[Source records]
◇ ◇ ◇

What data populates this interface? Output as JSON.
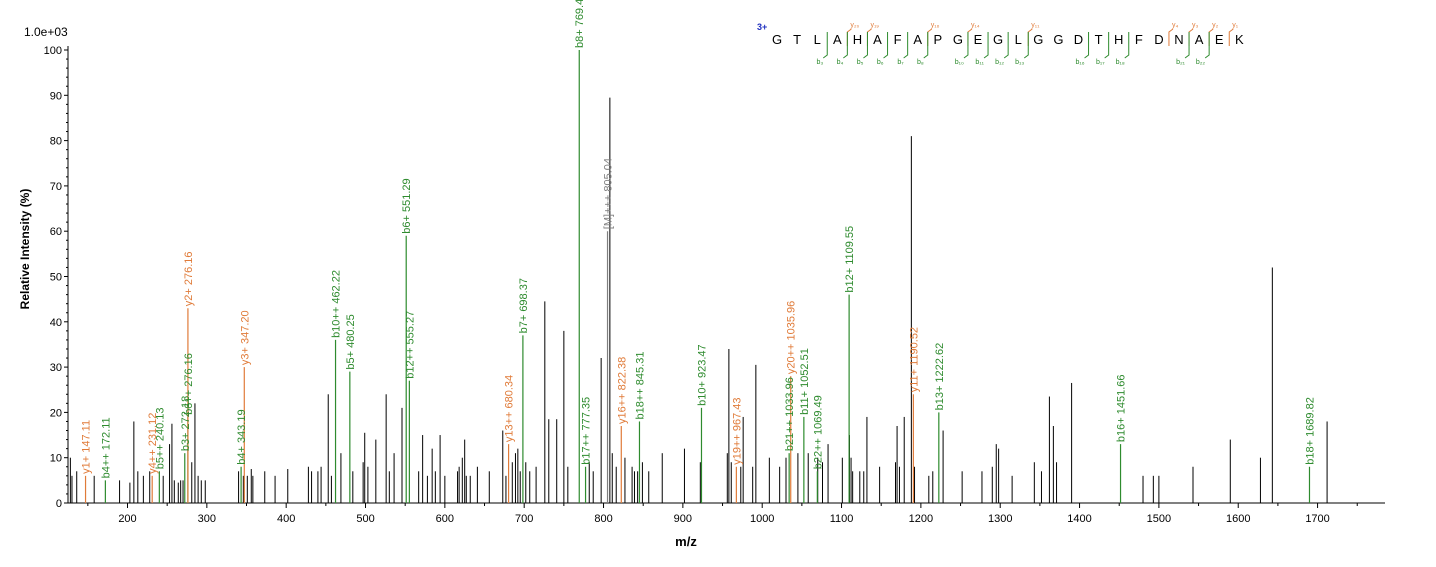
{
  "chart_data": {
    "type": "bar",
    "scale_label": "1.0e+03",
    "charge_label": "3+",
    "xlabel": "m/z",
    "ylabel": "Relative   Intensity (%)",
    "xlim": [
      125,
      1785
    ],
    "ylim": [
      0,
      100
    ],
    "x_ticks": [
      200,
      300,
      400,
      500,
      600,
      700,
      800,
      900,
      1000,
      1100,
      1200,
      1300,
      1400,
      1500,
      1600,
      1700
    ],
    "y_ticks": [
      0,
      10,
      20,
      30,
      40,
      50,
      60,
      70,
      80,
      90,
      100
    ],
    "colors": {
      "b_ion": "#2e8b2e",
      "y_ion": "#e07b39",
      "precursor": "#7f7f7f",
      "unassigned": "#000000",
      "axis": "#000000",
      "charge": "#1f2fbf"
    },
    "sequence": [
      "G",
      "T",
      "L",
      "A",
      "H",
      "A",
      "F",
      "A",
      "P",
      "G",
      "E",
      "G",
      "L",
      "G",
      "G",
      "D",
      "T",
      "H",
      "F",
      "D",
      "N",
      "A",
      "E",
      "K"
    ],
    "y_ion_marks": [
      {
        "label": "y₂₀",
        "after": 4
      },
      {
        "label": "y₁₉",
        "after": 5
      },
      {
        "label": "y₁₆",
        "after": 8
      },
      {
        "label": "y₁₄",
        "after": 10
      },
      {
        "label": "y₁₁",
        "after": 13
      },
      {
        "label": "y₄",
        "after": 20
      },
      {
        "label": "y₃",
        "after": 21
      },
      {
        "label": "y₂",
        "after": 22
      },
      {
        "label": "y₁",
        "after": 23
      }
    ],
    "b_ion_marks": [
      {
        "label": "b₃",
        "after": 3
      },
      {
        "label": "b₄",
        "after": 4
      },
      {
        "label": "b₅",
        "after": 5
      },
      {
        "label": "b₆",
        "after": 6
      },
      {
        "label": "b₇",
        "after": 7
      },
      {
        "label": "b₈",
        "after": 8
      },
      {
        "label": "b₁₀",
        "after": 10
      },
      {
        "label": "b₁₁",
        "after": 11
      },
      {
        "label": "b₁₂",
        "after": 12
      },
      {
        "label": "b₁₃",
        "after": 13
      },
      {
        "label": "b₁₆",
        "after": 16
      },
      {
        "label": "b₁₇",
        "after": 17
      },
      {
        "label": "b₁₈",
        "after": 18
      },
      {
        "label": "b₂₁",
        "after": 21
      },
      {
        "label": "b₂₂",
        "after": 22
      }
    ],
    "annotated_peaks": [
      {
        "mz": 147.11,
        "intensity": 6,
        "label": "y1+ 147.11",
        "kind": "y"
      },
      {
        "mz": 172.11,
        "intensity": 5,
        "label": "b4++ 172.11",
        "kind": "b"
      },
      {
        "mz": 231.12,
        "intensity": 6,
        "label": "y4++ 231.12",
        "kind": "y"
      },
      {
        "mz": 240.13,
        "intensity": 7,
        "label": "b5++ 240.13",
        "kind": "b"
      },
      {
        "mz": 272.18,
        "intensity": 11,
        "label": "b3+ 272.18",
        "kind": "b"
      },
      {
        "mz": 276.16,
        "intensity": 19,
        "label": "b6++ 276.16",
        "kind": "b"
      },
      {
        "mz": 276.16,
        "intensity": 43,
        "label": "y2+ 276.16",
        "kind": "y"
      },
      {
        "mz": 343.19,
        "intensity": 8,
        "label": "b4+ 343.19",
        "kind": "b"
      },
      {
        "mz": 347.2,
        "intensity": 30,
        "label": "y3+ 347.20",
        "kind": "y"
      },
      {
        "mz": 462.22,
        "intensity": 36,
        "label": "b10++ 462.22",
        "kind": "b"
      },
      {
        "mz": 480.25,
        "intensity": 29,
        "label": "b5+ 480.25",
        "kind": "b"
      },
      {
        "mz": 551.29,
        "intensity": 59,
        "label": "b6+ 551.29",
        "kind": "b"
      },
      {
        "mz": 555.27,
        "intensity": 27,
        "label": "b12++ 555.27",
        "kind": "b"
      },
      {
        "mz": 680.34,
        "intensity": 13,
        "label": "y13++ 680.34",
        "kind": "y"
      },
      {
        "mz": 698.37,
        "intensity": 37,
        "label": "b7+ 698.37",
        "kind": "b"
      },
      {
        "mz": 769.4,
        "intensity": 100,
        "label": "b8+ 769.40",
        "kind": "b"
      },
      {
        "mz": 777.35,
        "intensity": 8,
        "label": "b17++ 777.35",
        "kind": "b"
      },
      {
        "mz": 805.04,
        "intensity": 60,
        "label": "[M]+++ 805.04",
        "kind": "m"
      },
      {
        "mz": 822.38,
        "intensity": 17,
        "label": "y16++ 822.38",
        "kind": "y"
      },
      {
        "mz": 845.31,
        "intensity": 18,
        "label": "b18++ 845.31",
        "kind": "b"
      },
      {
        "mz": 923.47,
        "intensity": 21,
        "label": "b10+ 923.47",
        "kind": "b"
      },
      {
        "mz": 967.43,
        "intensity": 8,
        "label": "y19++ 967.43",
        "kind": "y"
      },
      {
        "mz": 1033.96,
        "intensity": 11,
        "label": "b21++ 1033.96",
        "kind": "b"
      },
      {
        "mz": 1035.96,
        "intensity": 28,
        "label": "y20++ 1035.96",
        "kind": "y"
      },
      {
        "mz": 1052.51,
        "intensity": 19,
        "label": "b11+ 1052.51",
        "kind": "b"
      },
      {
        "mz": 1069.49,
        "intensity": 7,
        "label": "b22++ 1069.49",
        "kind": "b"
      },
      {
        "mz": 1109.55,
        "intensity": 46,
        "label": "b12+ 1109.55",
        "kind": "b"
      },
      {
        "mz": 1190.52,
        "intensity": 24,
        "label": "y11+ 1190.52",
        "kind": "y"
      },
      {
        "mz": 1222.62,
        "intensity": 20,
        "label": "b13+ 1222.62",
        "kind": "b"
      },
      {
        "mz": 1451.66,
        "intensity": 13,
        "label": "b16+ 1451.66",
        "kind": "b"
      },
      {
        "mz": 1689.82,
        "intensity": 8,
        "label": "b18+ 1689.82",
        "kind": "b"
      }
    ],
    "unassigned_peaks": [
      [
        128,
        10
      ],
      [
        130,
        6
      ],
      [
        136,
        7
      ],
      [
        158,
        6
      ],
      [
        190,
        5
      ],
      [
        203,
        4.5
      ],
      [
        208,
        18
      ],
      [
        213,
        7
      ],
      [
        220,
        6
      ],
      [
        228,
        7
      ],
      [
        245,
        6
      ],
      [
        253,
        13
      ],
      [
        256,
        17.5
      ],
      [
        259,
        5
      ],
      [
        264,
        4.5
      ],
      [
        267,
        5
      ],
      [
        270,
        5
      ],
      [
        281,
        9
      ],
      [
        285,
        22
      ],
      [
        289,
        6
      ],
      [
        293,
        5
      ],
      [
        298,
        5
      ],
      [
        340,
        7
      ],
      [
        346,
        6
      ],
      [
        351,
        6
      ],
      [
        356,
        7.5
      ],
      [
        358,
        6
      ],
      [
        373,
        7
      ],
      [
        386,
        6
      ],
      [
        402,
        7.5
      ],
      [
        428,
        8
      ],
      [
        432,
        7
      ],
      [
        440,
        7
      ],
      [
        444,
        8
      ],
      [
        453,
        24
      ],
      [
        457,
        6
      ],
      [
        469,
        11
      ],
      [
        484,
        7
      ],
      [
        497,
        9
      ],
      [
        499,
        15.5
      ],
      [
        503,
        8
      ],
      [
        513,
        14
      ],
      [
        526,
        24
      ],
      [
        530,
        7
      ],
      [
        536,
        11
      ],
      [
        546,
        21
      ],
      [
        567,
        7
      ],
      [
        572,
        15
      ],
      [
        578,
        6
      ],
      [
        584,
        12
      ],
      [
        588,
        7
      ],
      [
        594,
        15
      ],
      [
        600,
        6
      ],
      [
        616,
        7
      ],
      [
        618,
        8
      ],
      [
        622,
        10
      ],
      [
        625,
        14
      ],
      [
        627,
        6
      ],
      [
        632,
        6
      ],
      [
        641,
        8
      ],
      [
        656,
        7
      ],
      [
        673,
        16
      ],
      [
        677,
        6
      ],
      [
        685,
        9
      ],
      [
        689,
        11
      ],
      [
        692,
        12
      ],
      [
        695,
        7
      ],
      [
        702,
        9
      ],
      [
        707,
        7
      ],
      [
        715,
        8
      ],
      [
        726,
        44.5
      ],
      [
        731,
        18.5
      ],
      [
        741,
        18.5
      ],
      [
        750,
        38
      ],
      [
        755,
        8
      ],
      [
        782,
        9
      ],
      [
        787,
        7
      ],
      [
        797,
        32
      ],
      [
        808,
        89.5
      ],
      [
        811,
        11
      ],
      [
        816,
        8
      ],
      [
        827,
        10
      ],
      [
        836,
        8
      ],
      [
        839,
        7
      ],
      [
        843,
        7
      ],
      [
        849,
        9
      ],
      [
        857,
        7
      ],
      [
        874,
        11
      ],
      [
        902,
        12
      ],
      [
        922,
        9
      ],
      [
        956,
        11
      ],
      [
        958,
        34
      ],
      [
        961,
        9
      ],
      [
        973,
        8
      ],
      [
        976,
        19
      ],
      [
        988,
        8
      ],
      [
        992,
        30.5
      ],
      [
        1009,
        10
      ],
      [
        1022,
        8
      ],
      [
        1030,
        10
      ],
      [
        1045,
        11
      ],
      [
        1058,
        11
      ],
      [
        1070,
        10
      ],
      [
        1076,
        9
      ],
      [
        1083,
        13
      ],
      [
        1101,
        10
      ],
      [
        1110,
        15
      ],
      [
        1112,
        10
      ],
      [
        1114,
        7
      ],
      [
        1123,
        7
      ],
      [
        1128,
        7
      ],
      [
        1132,
        19
      ],
      [
        1148,
        8
      ],
      [
        1168,
        9
      ],
      [
        1170,
        17
      ],
      [
        1173,
        8
      ],
      [
        1179,
        19
      ],
      [
        1188,
        81
      ],
      [
        1192,
        8
      ],
      [
        1210,
        6
      ],
      [
        1215,
        7
      ],
      [
        1228,
        16
      ],
      [
        1252,
        7
      ],
      [
        1277,
        7
      ],
      [
        1290,
        8
      ],
      [
        1295,
        13
      ],
      [
        1298,
        12
      ],
      [
        1315,
        6
      ],
      [
        1343,
        9
      ],
      [
        1352,
        7
      ],
      [
        1362,
        23.5
      ],
      [
        1367,
        17
      ],
      [
        1371,
        9
      ],
      [
        1390,
        26.5
      ],
      [
        1480,
        6
      ],
      [
        1493,
        6
      ],
      [
        1500,
        6
      ],
      [
        1543,
        8
      ],
      [
        1590,
        14
      ],
      [
        1628,
        10
      ],
      [
        1643,
        52
      ],
      [
        1712,
        18
      ]
    ]
  }
}
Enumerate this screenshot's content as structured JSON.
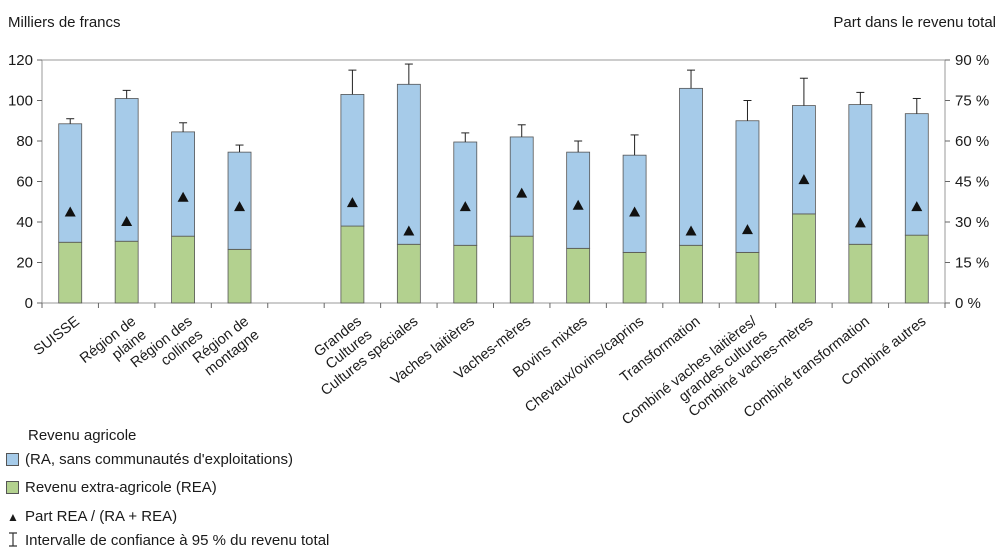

◇ ◇ ◇

Find "JSON". Copy every line it occurs in.

What data populates this interface? Output as JSON.
Enumerate this screenshot's content as structured JSON.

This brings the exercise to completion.